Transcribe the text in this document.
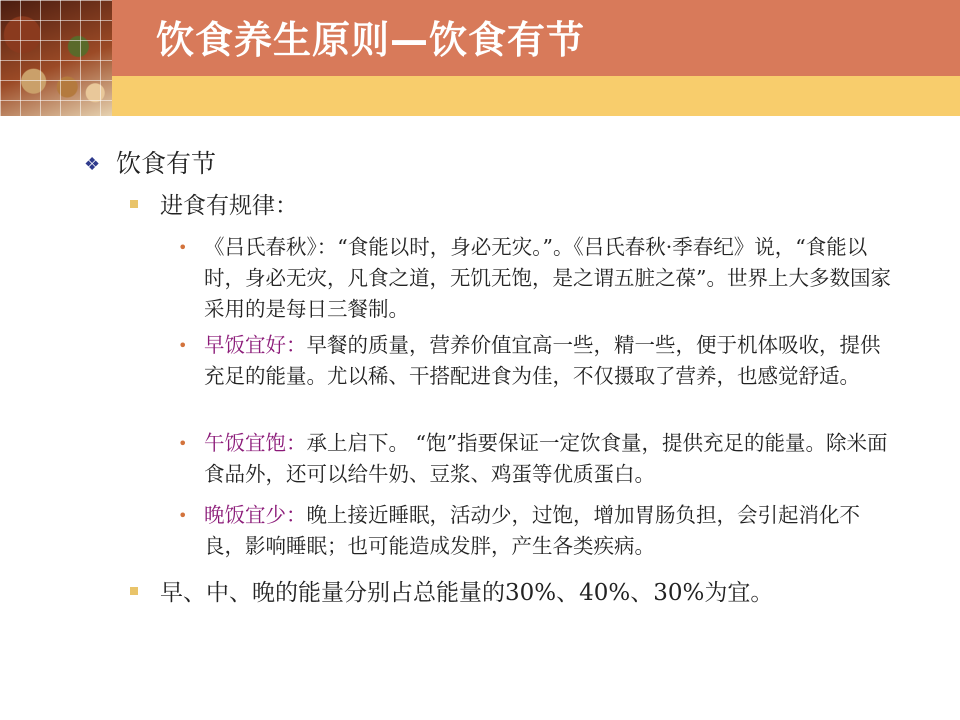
饮食养生原则—饮食有节
❖ 饮食有节
进食有规律：
• 《吕氏春秋》：“食能以时，身必无灾。”。《吕氏春秋·季春纪》说，“食能以时，身必无灾，凡食之道，无饥无饱，是之谓五脏之葆”。世界上大多数国家采用的是每日三餐制。
• 早饭宜好：早餐的质量，营养价值宜高一些，精一些，便于机体吸收，提供充足的能量。尤以稀、干搭配进食为佳，不仅摄取了营养，也感觉舒适。
• 午饭宜饱：承上启下。 “饱”指要保证一定饮食量，提供充足的能量。除米面食品外，还可以给牛奶、豆浆、鸡蛋等优质蛋白。
• 晚饭宜少：晚上接近睡眠，活动少，过饱，增加胃肠负担，会引起消化不良，影响睡眠；也可能造成发胖，产生各类疾病。
早、中、晚的能量分别占总能量的30%、40%、30%为宜。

####

**What the exercise asks**
From the material above, copy everything exactly but the pictures.

**Solution for this problem**
Transcribe the text in this document.
饮食养生原则—饮食有节
❖ 饮食有节
进食有规律：
• 《吕氏春秋》：“食能以时，身必无灾。”。《吕氏春秋·季春纪》说，“食能以时，身必无灾，凡食之道，无饥无饱，是之谓五脏之葆”。世界上大多数国家采用的是每日三餐制。
• 早饭宜好：早餐的质量，营养价值宜高一些，精一些，便于机体吸收，提供充足的能量。尤以稀、干搭配进食为佳，不仅摄取了营养，也感觉舒适。
• 午饭宜饱：承上启下。 “饱”指要保证一定饮食量，提供充足的能量。除米面食品外，还可以给牛奶、豆浆、鸡蛋等优质蛋白。
• 晚饭宜少：晚上接近睡眠，活动少，过饱，增加胃肠负担，会引起消化不良，影响睡眠；也可能造成发胖，产生各类疾病。
早、中、晚的能量分别占总能量的30%、40%、30%为宜。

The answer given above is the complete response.